#### Directions:
It is required that all of the data be written out exactly.
□ □ □ □
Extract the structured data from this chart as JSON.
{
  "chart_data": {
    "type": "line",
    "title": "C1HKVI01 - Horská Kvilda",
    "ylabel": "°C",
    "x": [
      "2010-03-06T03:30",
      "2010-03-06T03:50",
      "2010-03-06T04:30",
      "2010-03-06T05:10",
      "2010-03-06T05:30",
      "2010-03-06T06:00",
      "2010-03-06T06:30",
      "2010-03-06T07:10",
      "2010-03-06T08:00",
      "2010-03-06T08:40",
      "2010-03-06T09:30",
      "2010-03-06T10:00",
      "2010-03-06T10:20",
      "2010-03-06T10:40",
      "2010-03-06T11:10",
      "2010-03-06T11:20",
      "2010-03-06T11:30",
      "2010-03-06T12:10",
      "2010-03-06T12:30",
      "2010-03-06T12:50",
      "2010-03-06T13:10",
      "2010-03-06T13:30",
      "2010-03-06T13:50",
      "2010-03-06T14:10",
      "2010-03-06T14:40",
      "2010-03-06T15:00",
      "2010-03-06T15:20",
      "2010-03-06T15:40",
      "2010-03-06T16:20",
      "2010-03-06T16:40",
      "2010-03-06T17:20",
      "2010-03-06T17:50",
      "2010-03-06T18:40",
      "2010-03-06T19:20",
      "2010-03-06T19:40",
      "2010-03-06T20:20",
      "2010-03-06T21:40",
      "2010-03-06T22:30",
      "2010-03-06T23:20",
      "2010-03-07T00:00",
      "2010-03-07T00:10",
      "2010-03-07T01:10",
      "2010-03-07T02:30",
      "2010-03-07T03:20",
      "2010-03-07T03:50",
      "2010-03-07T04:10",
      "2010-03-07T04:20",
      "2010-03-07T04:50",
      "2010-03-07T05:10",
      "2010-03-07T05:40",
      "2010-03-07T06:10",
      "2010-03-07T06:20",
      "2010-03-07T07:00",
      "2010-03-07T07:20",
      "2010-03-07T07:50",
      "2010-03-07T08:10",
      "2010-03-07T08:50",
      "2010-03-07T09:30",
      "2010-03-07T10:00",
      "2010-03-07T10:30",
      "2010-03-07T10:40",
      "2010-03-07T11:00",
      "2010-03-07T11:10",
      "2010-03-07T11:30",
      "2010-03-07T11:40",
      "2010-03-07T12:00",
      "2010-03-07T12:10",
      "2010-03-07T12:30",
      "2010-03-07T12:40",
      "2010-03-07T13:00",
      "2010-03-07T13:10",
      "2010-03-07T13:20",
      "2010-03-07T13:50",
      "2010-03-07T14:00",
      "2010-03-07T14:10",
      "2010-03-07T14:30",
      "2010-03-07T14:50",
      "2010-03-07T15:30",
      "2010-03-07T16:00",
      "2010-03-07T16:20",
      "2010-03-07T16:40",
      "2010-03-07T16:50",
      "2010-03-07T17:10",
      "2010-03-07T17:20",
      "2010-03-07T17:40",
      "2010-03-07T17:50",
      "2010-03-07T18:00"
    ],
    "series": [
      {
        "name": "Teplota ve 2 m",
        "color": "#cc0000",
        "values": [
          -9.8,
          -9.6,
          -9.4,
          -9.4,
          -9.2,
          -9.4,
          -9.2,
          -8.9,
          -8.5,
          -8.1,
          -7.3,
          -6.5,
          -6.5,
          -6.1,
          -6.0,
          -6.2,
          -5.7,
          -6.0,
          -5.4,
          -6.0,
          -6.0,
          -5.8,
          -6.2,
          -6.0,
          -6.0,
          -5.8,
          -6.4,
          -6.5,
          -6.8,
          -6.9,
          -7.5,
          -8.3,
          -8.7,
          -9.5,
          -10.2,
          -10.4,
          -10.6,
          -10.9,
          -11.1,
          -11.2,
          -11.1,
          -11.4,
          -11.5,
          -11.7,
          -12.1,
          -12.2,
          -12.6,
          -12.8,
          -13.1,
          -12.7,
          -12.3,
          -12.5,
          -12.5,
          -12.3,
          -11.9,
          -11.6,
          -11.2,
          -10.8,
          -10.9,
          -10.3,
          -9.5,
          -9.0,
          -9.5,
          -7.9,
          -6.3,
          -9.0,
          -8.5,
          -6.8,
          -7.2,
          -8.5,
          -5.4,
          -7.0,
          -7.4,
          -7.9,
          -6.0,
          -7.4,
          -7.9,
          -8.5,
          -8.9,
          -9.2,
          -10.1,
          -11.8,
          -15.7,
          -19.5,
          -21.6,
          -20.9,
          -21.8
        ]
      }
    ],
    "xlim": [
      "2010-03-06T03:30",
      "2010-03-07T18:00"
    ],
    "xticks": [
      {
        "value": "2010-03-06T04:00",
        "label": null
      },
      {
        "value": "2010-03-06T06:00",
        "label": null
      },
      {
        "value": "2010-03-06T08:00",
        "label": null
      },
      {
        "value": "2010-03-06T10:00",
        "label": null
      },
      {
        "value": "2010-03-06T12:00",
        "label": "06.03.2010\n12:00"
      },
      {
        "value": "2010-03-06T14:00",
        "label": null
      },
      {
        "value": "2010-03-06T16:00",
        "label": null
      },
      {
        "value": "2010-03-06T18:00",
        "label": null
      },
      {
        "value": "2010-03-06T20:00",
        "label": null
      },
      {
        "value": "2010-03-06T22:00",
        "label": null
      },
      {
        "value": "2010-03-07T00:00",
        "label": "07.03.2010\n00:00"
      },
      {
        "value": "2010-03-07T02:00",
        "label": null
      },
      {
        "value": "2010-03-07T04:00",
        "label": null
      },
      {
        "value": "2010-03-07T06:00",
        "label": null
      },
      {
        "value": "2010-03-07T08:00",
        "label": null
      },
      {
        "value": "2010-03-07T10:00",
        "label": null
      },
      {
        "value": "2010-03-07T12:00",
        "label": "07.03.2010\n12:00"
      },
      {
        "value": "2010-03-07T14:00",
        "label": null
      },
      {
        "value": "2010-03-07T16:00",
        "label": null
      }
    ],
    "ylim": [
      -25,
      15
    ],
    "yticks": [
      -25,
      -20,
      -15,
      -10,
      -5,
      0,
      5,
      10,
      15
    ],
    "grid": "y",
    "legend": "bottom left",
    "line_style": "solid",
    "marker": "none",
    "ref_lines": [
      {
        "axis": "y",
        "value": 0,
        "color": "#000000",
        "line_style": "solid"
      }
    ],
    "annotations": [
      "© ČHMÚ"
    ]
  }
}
□ □ □ □
#### Solution below:
Extract the structured data from this chart as JSON.
{
  "chart_data": {
    "type": "line",
    "title": "C1HKVI01 - Horská Kvilda",
    "ylabel": "°C",
    "x": [
      "2010-03-06T03:30",
      "2010-03-06T03:50",
      "2010-03-06T04:30",
      "2010-03-06T05:10",
      "2010-03-06T05:30",
      "2010-03-06T06:00",
      "2010-03-06T06:30",
      "2010-03-06T07:10",
      "2010-03-06T08:00",
      "2010-03-06T08:40",
      "2010-03-06T09:30",
      "2010-03-06T10:00",
      "2010-03-06T10:20",
      "2010-03-06T10:40",
      "2010-03-06T11:10",
      "2010-03-06T11:20",
      "2010-03-06T11:30",
      "2010-03-06T12:10",
      "2010-03-06T12:30",
      "2010-03-06T12:50",
      "2010-03-06T13:10",
      "2010-03-06T13:30",
      "2010-03-06T13:50",
      "2010-03-06T14:10",
      "2010-03-06T14:40",
      "2010-03-06T15:00",
      "2010-03-06T15:20",
      "2010-03-06T15:40",
      "2010-03-06T16:20",
      "2010-03-06T16:40",
      "2010-03-06T17:20",
      "2010-03-06T17:50",
      "2010-03-06T18:40",
      "2010-03-06T19:20",
      "2010-03-06T19:40",
      "2010-03-06T20:20",
      "2010-03-06T21:40",
      "2010-03-06T22:30",
      "2010-03-06T23:20",
      "2010-03-07T00:00",
      "2010-03-07T00:10",
      "2010-03-07T01:10",
      "2010-03-07T02:30",
      "2010-03-07T03:20",
      "2010-03-07T03:50",
      "2010-03-07T04:10",
      "2010-03-07T04:20",
      "2010-03-07T04:50",
      "2010-03-07T05:10",
      "2010-03-07T05:40",
      "2010-03-07T06:10",
      "2010-03-07T06:20",
      "2010-03-07T07:00",
      "2010-03-07T07:20",
      "2010-03-07T07:50",
      "2010-03-07T08:10",
      "2010-03-07T08:50",
      "2010-03-07T09:30",
      "2010-03-07T10:00",
      "2010-03-07T10:30",
      "2010-03-07T10:40",
      "2010-03-07T11:00",
      "2010-03-07T11:10",
      "2010-03-07T11:30",
      "2010-03-07T11:40",
      "2010-03-07T12:00",
      "2010-03-07T12:10",
      "2010-03-07T12:30",
      "2010-03-07T12:40",
      "2010-03-07T13:00",
      "2010-03-07T13:10",
      "2010-03-07T13:20",
      "2010-03-07T13:50",
      "2010-03-07T14:00",
      "2010-03-07T14:10",
      "2010-03-07T14:30",
      "2010-03-07T14:50",
      "2010-03-07T15:30",
      "2010-03-07T16:00",
      "2010-03-07T16:20",
      "2010-03-07T16:40",
      "2010-03-07T16:50",
      "2010-03-07T17:10",
      "2010-03-07T17:20",
      "2010-03-07T17:40",
      "2010-03-07T17:50",
      "2010-03-07T18:00"
    ],
    "series": [
      {
        "name": "Teplota ve 2 m",
        "color": "#cc0000",
        "values": [
          -9.8,
          -9.6,
          -9.4,
          -9.4,
          -9.2,
          -9.4,
          -9.2,
          -8.9,
          -8.5,
          -8.1,
          -7.3,
          -6.5,
          -6.5,
          -6.1,
          -6.0,
          -6.2,
          -5.7,
          -6.0,
          -5.4,
          -6.0,
          -6.0,
          -5.8,
          -6.2,
          -6.0,
          -6.0,
          -5.8,
          -6.4,
          -6.5,
          -6.8,
          -6.9,
          -7.5,
          -8.3,
          -8.7,
          -9.5,
          -10.2,
          -10.4,
          -10.6,
          -10.9,
          -11.1,
          -11.2,
          -11.1,
          -11.4,
          -11.5,
          -11.7,
          -12.1,
          -12.2,
          -12.6,
          -12.8,
          -13.1,
          -12.7,
          -12.3,
          -12.5,
          -12.5,
          -12.3,
          -11.9,
          -11.6,
          -11.2,
          -10.8,
          -10.9,
          -10.3,
          -9.5,
          -9.0,
          -9.5,
          -7.9,
          -6.3,
          -9.0,
          -8.5,
          -6.8,
          -7.2,
          -8.5,
          -5.4,
          -7.0,
          -7.4,
          -7.9,
          -6.0,
          -7.4,
          -7.9,
          -8.5,
          -8.9,
          -9.2,
          -10.1,
          -11.8,
          -15.7,
          -19.5,
          -21.6,
          -20.9,
          -21.8
        ]
      }
    ],
    "xlim": [
      "2010-03-06T03:30",
      "2010-03-07T18:00"
    ],
    "xticks": [
      {
        "value": "2010-03-06T04:00",
        "label": null
      },
      {
        "value": "2010-03-06T06:00",
        "label": null
      },
      {
        "value": "2010-03-06T08:00",
        "label": null
      },
      {
        "value": "2010-03-06T10:00",
        "label": null
      },
      {
        "value": "2010-03-06T12:00",
        "label": "06.03.2010\n12:00"
      },
      {
        "value": "2010-03-06T14:00",
        "label": null
      },
      {
        "value": "2010-03-06T16:00",
        "label": null
      },
      {
        "value": "2010-03-06T18:00",
        "label": null
      },
      {
        "value": "2010-03-06T20:00",
        "label": null
      },
      {
        "value": "2010-03-06T22:00",
        "label": null
      },
      {
        "value": "2010-03-07T00:00",
        "label": "07.03.2010\n00:00"
      },
      {
        "value": "2010-03-07T02:00",
        "label": null
      },
      {
        "value": "2010-03-07T04:00",
        "label": null
      },
      {
        "value": "2010-03-07T06:00",
        "label": null
      },
      {
        "value": "2010-03-07T08:00",
        "label": null
      },
      {
        "value": "2010-03-07T10:00",
        "label": null
      },
      {
        "value": "2010-03-07T12:00",
        "label": "07.03.2010\n12:00"
      },
      {
        "value": "2010-03-07T14:00",
        "label": null
      },
      {
        "value": "2010-03-07T16:00",
        "label": null
      }
    ],
    "ylim": [
      -25,
      15
    ],
    "yticks": [
      -25,
      -20,
      -15,
      -10,
      -5,
      0,
      5,
      10,
      15
    ],
    "grid": "y",
    "legend": "bottom left",
    "line_style": "solid",
    "marker": "none",
    "ref_lines": [
      {
        "axis": "y",
        "value": 0,
        "color": "#000000",
        "line_style": "solid"
      }
    ],
    "annotations": [
      "© ČHMÚ"
    ]
  }
}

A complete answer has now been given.